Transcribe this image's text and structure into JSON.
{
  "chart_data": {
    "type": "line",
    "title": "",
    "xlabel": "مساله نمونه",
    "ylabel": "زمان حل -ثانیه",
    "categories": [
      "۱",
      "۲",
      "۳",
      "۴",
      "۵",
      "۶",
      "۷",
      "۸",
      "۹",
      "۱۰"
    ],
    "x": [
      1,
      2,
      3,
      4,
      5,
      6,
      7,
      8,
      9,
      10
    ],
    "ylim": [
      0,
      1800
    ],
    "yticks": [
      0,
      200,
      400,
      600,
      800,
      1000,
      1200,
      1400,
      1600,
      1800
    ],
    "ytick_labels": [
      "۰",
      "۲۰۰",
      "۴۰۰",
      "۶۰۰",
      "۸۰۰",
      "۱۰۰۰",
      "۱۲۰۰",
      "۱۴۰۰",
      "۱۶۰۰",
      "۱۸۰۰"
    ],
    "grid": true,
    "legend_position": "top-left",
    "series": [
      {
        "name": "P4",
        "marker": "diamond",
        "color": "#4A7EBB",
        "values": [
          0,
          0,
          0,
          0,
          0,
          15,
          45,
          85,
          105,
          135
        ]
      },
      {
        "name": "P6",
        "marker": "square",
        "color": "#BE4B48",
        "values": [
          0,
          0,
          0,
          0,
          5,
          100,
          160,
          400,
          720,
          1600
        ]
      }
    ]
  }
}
● ● ●
§ Exercise details
Copy out each line exactly as written.

§ Solution to the exercise
Transcribe this image's text and structure into JSON.
{
  "chart_data": {
    "type": "line",
    "title": "",
    "xlabel": "مساله نمونه",
    "ylabel": "زمان حل -ثانیه",
    "categories": [
      "۱",
      "۲",
      "۳",
      "۴",
      "۵",
      "۶",
      "۷",
      "۸",
      "۹",
      "۱۰"
    ],
    "x": [
      1,
      2,
      3,
      4,
      5,
      6,
      7,
      8,
      9,
      10
    ],
    "ylim": [
      0,
      1800
    ],
    "yticks": [
      0,
      200,
      400,
      600,
      800,
      1000,
      1200,
      1400,
      1600,
      1800
    ],
    "ytick_labels": [
      "۰",
      "۲۰۰",
      "۴۰۰",
      "۶۰۰",
      "۸۰۰",
      "۱۰۰۰",
      "۱۲۰۰",
      "۱۴۰۰",
      "۱۶۰۰",
      "۱۸۰۰"
    ],
    "grid": true,
    "legend_position": "top-left",
    "series": [
      {
        "name": "P4",
        "marker": "diamond",
        "color": "#4A7EBB",
        "values": [
          0,
          0,
          0,
          0,
          0,
          15,
          45,
          85,
          105,
          135
        ]
      },
      {
        "name": "P6",
        "marker": "square",
        "color": "#BE4B48",
        "values": [
          0,
          0,
          0,
          0,
          5,
          100,
          160,
          400,
          720,
          1600
        ]
      }
    ]
  }
}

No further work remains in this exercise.